### Material for this exercise ###
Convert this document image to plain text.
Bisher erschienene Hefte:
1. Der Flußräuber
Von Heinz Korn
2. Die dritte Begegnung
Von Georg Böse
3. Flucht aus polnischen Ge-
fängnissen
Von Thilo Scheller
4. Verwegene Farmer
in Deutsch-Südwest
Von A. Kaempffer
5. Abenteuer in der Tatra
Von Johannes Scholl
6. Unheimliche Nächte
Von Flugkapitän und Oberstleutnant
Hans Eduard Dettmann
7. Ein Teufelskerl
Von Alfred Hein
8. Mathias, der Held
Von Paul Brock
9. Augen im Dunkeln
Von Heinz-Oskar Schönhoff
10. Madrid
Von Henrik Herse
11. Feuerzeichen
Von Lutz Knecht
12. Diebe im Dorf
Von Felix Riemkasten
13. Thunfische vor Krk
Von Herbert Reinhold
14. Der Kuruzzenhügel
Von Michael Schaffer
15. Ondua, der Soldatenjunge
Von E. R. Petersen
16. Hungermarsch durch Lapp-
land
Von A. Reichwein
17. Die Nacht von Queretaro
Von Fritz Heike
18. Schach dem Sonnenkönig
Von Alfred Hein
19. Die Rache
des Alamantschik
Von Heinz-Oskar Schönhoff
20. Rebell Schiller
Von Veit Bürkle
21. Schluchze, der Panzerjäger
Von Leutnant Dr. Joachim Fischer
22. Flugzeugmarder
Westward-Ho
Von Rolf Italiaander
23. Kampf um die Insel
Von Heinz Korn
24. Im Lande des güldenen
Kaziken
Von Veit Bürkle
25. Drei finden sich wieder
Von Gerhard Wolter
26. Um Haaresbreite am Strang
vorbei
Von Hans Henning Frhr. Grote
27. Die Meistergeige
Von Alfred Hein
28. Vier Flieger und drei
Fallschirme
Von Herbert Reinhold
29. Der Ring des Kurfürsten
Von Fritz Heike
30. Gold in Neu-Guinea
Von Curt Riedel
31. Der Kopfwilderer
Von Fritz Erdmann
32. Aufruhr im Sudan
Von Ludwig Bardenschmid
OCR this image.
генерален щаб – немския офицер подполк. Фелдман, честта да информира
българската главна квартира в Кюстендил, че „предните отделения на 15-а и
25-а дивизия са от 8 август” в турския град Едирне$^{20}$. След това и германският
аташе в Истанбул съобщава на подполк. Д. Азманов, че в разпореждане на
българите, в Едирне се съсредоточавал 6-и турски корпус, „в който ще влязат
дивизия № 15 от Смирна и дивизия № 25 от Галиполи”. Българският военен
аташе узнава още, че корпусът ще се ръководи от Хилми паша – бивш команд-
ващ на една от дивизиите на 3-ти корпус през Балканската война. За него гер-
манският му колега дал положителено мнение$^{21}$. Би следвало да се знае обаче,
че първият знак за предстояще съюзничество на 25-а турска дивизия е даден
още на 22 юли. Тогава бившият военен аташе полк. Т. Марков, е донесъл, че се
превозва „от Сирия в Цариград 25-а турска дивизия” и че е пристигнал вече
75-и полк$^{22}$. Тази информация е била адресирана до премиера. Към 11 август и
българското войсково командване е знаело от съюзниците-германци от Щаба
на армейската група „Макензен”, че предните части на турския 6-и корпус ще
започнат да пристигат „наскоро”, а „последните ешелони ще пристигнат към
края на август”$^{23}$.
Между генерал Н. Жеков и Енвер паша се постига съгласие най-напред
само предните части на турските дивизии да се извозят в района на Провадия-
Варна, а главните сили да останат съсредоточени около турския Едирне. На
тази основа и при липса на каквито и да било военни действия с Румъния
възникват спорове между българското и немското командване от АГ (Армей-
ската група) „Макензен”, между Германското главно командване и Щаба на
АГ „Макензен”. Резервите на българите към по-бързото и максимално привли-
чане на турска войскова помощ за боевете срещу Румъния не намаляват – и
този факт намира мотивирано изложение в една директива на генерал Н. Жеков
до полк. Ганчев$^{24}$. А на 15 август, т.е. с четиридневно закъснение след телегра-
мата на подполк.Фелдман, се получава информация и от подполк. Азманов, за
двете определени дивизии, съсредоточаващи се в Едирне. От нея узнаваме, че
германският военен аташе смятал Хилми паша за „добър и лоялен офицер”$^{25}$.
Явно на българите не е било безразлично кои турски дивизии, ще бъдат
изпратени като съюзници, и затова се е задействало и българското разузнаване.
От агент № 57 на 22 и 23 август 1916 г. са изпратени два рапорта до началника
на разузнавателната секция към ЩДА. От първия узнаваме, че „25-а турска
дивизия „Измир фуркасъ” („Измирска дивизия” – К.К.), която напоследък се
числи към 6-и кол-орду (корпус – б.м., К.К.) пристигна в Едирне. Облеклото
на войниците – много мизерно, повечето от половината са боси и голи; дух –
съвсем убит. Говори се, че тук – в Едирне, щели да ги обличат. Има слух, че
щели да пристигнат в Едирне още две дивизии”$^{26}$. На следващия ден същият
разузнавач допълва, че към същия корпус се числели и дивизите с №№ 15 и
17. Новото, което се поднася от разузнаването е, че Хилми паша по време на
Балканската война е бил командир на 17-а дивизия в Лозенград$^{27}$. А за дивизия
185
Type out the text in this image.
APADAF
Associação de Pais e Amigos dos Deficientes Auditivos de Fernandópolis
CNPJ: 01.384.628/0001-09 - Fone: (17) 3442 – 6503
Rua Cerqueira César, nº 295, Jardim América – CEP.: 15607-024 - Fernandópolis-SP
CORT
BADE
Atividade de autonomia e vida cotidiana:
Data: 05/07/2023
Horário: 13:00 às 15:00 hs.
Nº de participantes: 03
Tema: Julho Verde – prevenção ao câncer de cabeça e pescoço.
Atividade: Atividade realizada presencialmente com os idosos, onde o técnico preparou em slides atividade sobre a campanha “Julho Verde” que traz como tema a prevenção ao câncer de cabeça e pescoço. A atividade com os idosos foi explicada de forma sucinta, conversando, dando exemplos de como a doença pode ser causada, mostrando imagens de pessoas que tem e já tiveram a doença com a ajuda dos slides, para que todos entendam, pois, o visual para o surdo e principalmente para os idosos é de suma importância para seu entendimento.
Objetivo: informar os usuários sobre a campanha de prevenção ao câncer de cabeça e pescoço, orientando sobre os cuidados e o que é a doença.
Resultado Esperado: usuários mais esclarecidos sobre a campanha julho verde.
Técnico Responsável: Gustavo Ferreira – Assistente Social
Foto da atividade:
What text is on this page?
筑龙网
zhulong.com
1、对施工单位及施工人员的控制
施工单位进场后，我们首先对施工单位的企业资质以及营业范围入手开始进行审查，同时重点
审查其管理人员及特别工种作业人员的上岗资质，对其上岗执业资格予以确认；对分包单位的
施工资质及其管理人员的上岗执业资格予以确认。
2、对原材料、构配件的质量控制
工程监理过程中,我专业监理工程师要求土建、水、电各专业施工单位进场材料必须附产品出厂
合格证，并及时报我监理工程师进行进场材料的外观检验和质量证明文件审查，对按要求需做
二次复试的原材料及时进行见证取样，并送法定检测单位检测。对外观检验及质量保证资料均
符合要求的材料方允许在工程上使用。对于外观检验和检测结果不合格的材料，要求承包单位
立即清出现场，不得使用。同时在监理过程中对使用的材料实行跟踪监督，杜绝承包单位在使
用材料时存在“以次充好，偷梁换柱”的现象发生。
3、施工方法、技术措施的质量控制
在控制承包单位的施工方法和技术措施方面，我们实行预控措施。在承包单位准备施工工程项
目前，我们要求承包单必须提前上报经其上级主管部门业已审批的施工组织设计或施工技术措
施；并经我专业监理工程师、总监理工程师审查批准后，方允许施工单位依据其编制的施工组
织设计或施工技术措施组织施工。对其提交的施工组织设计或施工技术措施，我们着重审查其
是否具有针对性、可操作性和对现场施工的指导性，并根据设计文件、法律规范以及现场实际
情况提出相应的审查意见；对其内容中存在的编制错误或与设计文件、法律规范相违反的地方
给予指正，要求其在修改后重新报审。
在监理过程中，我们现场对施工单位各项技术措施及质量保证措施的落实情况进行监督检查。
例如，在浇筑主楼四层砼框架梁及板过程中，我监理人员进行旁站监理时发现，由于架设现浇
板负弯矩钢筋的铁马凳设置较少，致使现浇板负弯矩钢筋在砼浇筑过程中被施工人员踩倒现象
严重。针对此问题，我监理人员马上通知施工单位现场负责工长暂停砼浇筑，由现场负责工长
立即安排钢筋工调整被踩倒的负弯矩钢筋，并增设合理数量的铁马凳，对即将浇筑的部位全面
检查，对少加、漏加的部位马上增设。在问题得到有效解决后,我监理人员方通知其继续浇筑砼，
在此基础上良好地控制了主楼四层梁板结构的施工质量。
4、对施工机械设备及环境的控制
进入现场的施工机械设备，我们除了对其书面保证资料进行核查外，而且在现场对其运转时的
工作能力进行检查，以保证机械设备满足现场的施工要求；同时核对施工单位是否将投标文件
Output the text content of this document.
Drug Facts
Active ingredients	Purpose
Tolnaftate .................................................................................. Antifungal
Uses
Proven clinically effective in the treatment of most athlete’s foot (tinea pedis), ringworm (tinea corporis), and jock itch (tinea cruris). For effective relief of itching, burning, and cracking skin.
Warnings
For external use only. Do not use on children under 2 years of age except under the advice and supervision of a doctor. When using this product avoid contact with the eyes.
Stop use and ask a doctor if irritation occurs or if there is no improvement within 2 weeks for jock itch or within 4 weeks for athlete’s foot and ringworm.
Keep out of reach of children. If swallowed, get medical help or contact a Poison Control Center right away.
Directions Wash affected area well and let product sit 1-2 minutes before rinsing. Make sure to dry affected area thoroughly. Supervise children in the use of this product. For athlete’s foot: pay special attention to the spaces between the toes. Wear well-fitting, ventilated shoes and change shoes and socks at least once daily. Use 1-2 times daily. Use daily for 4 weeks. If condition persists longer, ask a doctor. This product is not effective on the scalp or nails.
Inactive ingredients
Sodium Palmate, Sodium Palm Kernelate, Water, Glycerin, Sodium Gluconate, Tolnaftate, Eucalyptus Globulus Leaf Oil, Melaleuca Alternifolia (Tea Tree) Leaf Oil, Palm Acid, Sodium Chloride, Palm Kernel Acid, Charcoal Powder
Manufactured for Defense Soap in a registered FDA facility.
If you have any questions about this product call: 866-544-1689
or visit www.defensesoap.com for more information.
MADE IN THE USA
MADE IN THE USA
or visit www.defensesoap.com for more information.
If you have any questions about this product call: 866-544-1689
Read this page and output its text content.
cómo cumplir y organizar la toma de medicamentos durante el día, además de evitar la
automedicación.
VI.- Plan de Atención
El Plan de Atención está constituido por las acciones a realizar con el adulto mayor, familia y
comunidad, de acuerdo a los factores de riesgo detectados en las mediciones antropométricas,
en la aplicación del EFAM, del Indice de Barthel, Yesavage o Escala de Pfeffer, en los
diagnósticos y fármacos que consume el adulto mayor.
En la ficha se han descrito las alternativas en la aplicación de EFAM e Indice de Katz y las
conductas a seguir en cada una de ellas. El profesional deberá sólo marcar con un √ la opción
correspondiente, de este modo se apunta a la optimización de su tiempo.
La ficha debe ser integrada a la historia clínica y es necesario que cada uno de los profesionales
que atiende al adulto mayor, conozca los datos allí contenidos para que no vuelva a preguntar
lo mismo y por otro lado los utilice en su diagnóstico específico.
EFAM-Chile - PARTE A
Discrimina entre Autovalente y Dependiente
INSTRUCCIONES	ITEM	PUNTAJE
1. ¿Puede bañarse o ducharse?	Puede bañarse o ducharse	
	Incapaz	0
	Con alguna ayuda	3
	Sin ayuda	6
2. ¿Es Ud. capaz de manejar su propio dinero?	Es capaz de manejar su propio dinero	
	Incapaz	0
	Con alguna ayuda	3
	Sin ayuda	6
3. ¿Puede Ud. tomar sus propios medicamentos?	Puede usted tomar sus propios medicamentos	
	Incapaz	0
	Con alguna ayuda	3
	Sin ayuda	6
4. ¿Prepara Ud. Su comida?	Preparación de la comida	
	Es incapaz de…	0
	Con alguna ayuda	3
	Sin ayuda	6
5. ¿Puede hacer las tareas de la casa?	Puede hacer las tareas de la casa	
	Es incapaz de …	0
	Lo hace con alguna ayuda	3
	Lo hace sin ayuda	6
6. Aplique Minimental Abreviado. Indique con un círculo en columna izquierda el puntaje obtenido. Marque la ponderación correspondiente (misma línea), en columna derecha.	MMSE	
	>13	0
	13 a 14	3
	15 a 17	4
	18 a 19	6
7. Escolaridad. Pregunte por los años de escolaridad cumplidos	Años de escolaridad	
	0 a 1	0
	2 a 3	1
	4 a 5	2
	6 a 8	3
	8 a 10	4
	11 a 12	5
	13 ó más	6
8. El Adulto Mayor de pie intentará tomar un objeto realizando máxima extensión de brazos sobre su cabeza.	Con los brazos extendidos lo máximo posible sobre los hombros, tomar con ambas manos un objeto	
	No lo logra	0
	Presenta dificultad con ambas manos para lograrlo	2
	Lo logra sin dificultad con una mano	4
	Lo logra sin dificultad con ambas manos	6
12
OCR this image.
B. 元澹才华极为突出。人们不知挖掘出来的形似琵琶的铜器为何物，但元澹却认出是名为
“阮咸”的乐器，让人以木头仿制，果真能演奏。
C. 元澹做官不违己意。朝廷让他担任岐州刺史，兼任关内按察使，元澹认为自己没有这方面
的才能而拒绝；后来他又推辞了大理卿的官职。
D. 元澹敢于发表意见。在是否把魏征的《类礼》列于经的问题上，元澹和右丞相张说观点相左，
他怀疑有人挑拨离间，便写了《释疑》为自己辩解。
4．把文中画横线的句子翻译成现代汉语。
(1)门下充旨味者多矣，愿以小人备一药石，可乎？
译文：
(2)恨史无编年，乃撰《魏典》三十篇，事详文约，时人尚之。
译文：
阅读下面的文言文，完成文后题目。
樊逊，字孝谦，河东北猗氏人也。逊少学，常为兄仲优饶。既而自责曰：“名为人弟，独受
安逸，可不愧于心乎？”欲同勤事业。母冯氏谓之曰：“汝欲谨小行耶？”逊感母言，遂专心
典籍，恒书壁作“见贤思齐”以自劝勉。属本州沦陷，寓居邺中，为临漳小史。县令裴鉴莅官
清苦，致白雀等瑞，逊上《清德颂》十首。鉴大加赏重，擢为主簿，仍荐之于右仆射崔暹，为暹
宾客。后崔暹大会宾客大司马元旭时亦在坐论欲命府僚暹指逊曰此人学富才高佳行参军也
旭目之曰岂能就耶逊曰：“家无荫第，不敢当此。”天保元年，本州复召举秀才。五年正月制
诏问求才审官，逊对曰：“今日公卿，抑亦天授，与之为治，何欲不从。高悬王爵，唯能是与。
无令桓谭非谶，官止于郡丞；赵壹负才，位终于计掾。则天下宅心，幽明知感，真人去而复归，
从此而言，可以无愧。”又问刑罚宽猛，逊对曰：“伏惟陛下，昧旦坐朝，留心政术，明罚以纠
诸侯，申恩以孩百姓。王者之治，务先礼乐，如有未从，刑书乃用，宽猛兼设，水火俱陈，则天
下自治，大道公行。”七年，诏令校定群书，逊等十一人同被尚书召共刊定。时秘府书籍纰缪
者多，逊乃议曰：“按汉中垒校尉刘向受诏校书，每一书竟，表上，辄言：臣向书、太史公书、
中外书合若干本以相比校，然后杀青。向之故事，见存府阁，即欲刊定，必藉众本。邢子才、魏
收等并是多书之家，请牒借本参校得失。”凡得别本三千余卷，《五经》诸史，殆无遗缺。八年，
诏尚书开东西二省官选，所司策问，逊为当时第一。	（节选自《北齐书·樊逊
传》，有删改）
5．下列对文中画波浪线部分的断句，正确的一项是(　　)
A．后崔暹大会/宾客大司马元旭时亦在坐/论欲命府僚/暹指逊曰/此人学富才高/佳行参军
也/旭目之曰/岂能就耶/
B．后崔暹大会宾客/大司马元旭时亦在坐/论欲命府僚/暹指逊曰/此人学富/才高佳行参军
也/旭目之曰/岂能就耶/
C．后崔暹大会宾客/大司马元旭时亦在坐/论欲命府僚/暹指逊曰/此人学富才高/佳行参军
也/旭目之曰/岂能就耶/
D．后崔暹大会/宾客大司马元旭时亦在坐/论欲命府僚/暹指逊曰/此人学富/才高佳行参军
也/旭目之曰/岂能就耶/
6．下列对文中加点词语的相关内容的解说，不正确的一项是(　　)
###
What you need to do:
From the records above, pull out every line containing the word "Fernandópolis".

Right answer:
Associação de Pais e Amigos dos Deficientes Auditivos de Fernandópolis
Rua Cerqueira César, nº 295, Jardim América – CEP.: 15607-024 - Fernandópolis-SP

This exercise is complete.